### GIVEN EXERCISE
Return each line containing "Visitar".

### ENTRIES SHOWN
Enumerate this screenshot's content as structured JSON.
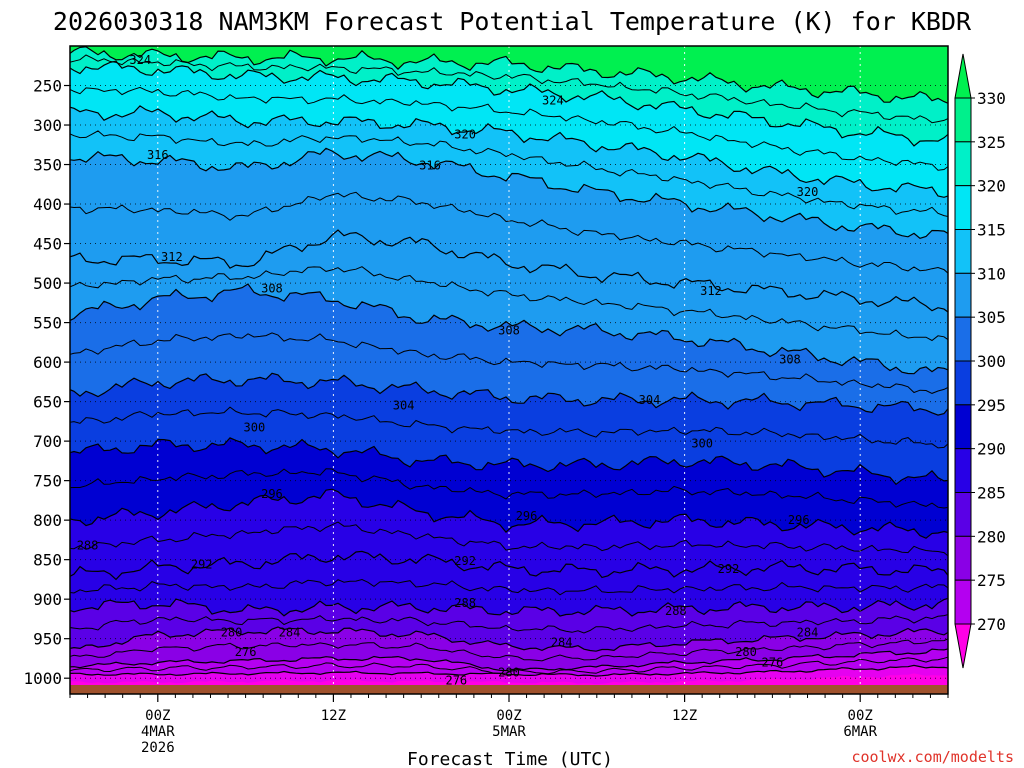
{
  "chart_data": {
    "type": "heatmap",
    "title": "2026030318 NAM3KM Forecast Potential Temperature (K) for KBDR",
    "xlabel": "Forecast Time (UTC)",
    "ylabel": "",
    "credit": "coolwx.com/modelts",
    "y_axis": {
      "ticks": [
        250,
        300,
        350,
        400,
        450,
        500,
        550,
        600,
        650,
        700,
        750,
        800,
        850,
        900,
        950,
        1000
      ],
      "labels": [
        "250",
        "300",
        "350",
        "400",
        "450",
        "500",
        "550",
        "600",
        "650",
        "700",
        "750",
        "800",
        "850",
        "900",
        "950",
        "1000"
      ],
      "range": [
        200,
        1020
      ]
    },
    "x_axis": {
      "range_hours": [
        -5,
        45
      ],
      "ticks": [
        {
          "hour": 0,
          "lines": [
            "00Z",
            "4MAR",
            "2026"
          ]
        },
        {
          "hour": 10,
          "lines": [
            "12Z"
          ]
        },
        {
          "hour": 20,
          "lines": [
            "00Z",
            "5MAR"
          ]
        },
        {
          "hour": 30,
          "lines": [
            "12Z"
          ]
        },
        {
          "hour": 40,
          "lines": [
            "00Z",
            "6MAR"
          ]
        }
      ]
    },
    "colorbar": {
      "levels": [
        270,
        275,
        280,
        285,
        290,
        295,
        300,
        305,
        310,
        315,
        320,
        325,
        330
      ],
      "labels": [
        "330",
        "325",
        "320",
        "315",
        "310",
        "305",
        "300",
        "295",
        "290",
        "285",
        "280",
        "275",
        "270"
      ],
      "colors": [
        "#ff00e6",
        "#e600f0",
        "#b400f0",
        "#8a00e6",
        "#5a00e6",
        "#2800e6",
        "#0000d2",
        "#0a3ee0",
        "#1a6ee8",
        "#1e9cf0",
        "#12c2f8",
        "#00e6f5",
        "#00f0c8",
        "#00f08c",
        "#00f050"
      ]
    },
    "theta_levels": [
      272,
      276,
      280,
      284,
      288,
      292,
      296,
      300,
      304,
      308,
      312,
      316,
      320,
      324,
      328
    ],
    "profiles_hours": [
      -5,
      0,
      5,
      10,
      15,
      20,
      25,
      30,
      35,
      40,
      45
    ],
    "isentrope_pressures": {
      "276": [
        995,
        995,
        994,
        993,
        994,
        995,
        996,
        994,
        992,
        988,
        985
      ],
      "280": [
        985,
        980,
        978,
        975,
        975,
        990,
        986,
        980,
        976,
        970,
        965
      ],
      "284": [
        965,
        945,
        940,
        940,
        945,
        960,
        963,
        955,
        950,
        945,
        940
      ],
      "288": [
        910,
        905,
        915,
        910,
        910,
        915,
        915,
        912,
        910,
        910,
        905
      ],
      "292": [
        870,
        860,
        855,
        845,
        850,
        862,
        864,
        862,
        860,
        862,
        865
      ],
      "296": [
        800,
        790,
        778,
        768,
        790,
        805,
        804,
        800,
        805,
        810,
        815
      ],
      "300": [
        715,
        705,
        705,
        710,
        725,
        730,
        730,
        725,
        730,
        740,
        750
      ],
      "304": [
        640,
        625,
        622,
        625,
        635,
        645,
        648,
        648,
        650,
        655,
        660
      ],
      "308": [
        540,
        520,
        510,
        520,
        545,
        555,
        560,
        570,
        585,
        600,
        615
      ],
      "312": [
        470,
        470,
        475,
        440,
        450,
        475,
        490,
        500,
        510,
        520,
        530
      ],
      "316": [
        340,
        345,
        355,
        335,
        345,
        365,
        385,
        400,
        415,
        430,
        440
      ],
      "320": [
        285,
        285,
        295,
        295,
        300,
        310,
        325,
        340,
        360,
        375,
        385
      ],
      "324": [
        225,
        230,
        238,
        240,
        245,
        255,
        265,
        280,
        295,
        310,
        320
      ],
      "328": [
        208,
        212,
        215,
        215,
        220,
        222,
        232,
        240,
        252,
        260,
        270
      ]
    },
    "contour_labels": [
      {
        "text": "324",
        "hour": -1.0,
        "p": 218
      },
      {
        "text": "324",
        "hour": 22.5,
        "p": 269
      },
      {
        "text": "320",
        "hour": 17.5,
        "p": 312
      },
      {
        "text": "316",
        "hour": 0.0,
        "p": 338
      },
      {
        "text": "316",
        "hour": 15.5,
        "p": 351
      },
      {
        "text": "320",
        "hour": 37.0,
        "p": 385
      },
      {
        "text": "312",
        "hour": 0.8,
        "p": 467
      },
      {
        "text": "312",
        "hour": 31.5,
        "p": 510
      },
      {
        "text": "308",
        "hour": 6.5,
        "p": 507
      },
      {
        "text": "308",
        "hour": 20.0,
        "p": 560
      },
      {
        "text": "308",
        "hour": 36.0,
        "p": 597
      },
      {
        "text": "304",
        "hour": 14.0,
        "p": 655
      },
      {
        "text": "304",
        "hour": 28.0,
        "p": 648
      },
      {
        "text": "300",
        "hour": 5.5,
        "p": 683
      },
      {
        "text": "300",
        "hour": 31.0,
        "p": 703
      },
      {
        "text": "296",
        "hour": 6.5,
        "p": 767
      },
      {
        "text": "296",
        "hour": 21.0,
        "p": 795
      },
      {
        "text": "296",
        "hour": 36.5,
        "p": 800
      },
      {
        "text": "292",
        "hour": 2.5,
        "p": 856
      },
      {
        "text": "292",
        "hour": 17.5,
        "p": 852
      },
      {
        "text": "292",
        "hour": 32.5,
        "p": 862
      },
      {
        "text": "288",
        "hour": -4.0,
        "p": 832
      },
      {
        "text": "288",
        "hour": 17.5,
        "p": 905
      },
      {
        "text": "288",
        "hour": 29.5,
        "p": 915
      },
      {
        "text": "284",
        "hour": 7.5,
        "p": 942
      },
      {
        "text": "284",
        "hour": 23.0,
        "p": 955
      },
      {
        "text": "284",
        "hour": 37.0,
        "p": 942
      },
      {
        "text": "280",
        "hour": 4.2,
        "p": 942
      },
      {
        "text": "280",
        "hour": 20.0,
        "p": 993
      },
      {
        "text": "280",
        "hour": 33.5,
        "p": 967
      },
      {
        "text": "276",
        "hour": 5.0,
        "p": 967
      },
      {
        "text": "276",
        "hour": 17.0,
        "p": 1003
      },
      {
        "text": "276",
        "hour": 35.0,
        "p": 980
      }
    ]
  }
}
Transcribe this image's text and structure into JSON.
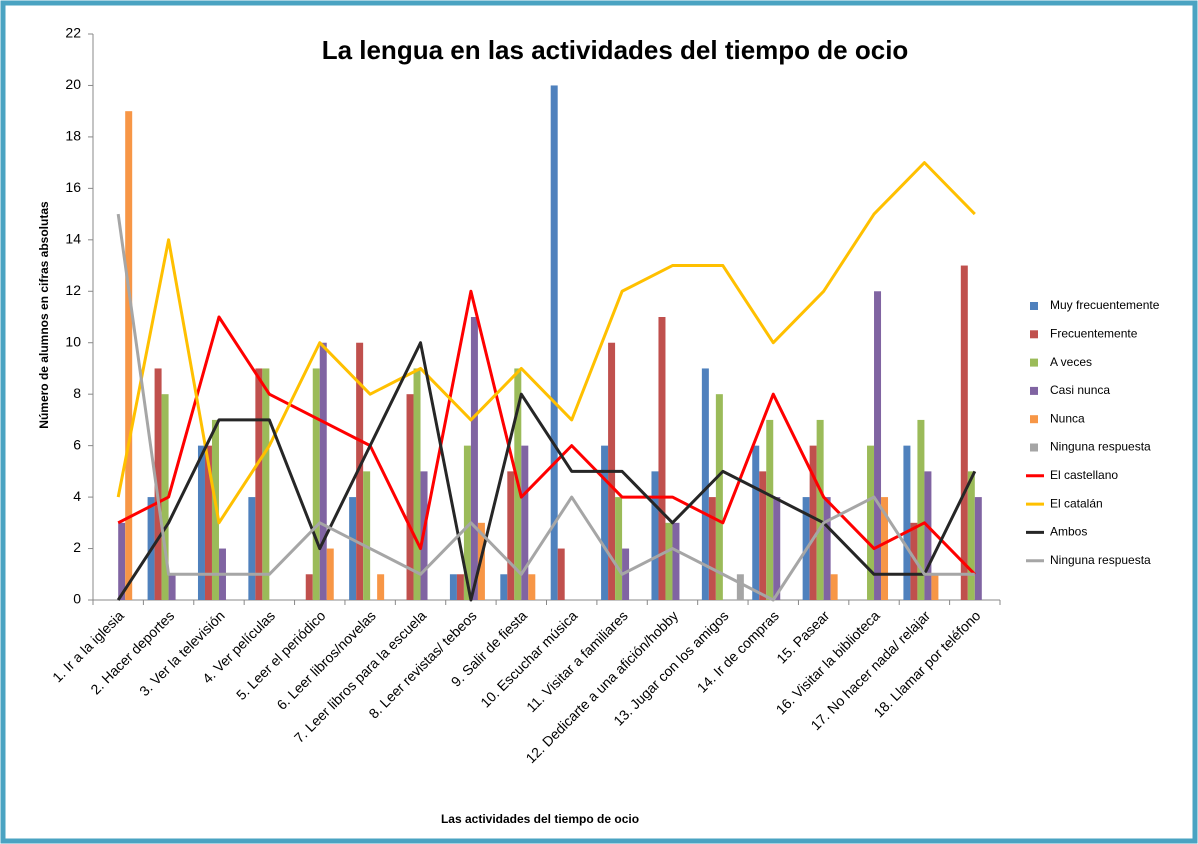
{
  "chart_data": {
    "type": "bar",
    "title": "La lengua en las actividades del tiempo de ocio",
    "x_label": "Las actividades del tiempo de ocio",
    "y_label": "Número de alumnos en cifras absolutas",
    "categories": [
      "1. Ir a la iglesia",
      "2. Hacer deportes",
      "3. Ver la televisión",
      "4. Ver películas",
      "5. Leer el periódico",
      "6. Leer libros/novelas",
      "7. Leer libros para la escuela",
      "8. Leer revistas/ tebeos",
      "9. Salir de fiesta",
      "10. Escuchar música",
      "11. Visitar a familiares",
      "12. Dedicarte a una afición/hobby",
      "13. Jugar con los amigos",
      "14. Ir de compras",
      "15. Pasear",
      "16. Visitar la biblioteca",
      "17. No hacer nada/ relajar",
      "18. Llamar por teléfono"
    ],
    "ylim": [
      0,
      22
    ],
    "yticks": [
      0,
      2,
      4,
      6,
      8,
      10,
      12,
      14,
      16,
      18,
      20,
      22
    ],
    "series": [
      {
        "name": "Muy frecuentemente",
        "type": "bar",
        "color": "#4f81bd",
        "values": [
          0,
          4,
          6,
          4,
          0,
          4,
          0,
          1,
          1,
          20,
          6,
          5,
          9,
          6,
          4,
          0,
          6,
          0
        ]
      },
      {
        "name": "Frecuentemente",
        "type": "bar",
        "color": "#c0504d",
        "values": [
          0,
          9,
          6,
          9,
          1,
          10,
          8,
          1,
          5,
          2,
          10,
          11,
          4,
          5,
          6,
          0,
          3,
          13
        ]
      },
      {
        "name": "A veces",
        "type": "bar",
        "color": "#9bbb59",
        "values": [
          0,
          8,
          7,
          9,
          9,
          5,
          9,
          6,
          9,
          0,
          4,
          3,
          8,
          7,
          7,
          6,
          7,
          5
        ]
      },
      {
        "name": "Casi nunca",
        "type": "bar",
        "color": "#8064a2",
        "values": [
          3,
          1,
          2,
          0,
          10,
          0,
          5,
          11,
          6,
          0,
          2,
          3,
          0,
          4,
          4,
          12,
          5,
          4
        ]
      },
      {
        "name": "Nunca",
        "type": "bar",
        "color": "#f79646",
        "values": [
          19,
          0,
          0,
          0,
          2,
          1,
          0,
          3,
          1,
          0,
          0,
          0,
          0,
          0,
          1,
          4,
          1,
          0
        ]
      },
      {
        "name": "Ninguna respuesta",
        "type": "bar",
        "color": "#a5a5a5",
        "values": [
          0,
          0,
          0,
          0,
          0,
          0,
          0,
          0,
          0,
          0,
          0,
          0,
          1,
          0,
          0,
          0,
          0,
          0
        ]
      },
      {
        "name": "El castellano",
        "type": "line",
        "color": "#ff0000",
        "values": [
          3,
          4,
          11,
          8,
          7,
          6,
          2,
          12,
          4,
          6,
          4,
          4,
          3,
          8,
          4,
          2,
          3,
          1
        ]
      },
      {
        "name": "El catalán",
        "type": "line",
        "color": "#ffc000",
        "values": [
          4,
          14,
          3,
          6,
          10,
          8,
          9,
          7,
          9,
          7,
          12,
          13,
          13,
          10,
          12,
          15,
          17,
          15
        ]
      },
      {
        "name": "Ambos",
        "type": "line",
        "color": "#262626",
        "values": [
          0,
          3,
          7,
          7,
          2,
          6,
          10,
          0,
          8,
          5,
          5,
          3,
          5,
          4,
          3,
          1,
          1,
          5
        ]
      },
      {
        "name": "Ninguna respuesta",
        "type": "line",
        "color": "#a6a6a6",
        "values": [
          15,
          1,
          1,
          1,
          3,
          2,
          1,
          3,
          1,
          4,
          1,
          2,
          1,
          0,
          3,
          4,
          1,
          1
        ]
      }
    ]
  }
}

### WRITTEN ANSWER
      "11. Visitar a familiares",
      "16. Visitar la biblioteca",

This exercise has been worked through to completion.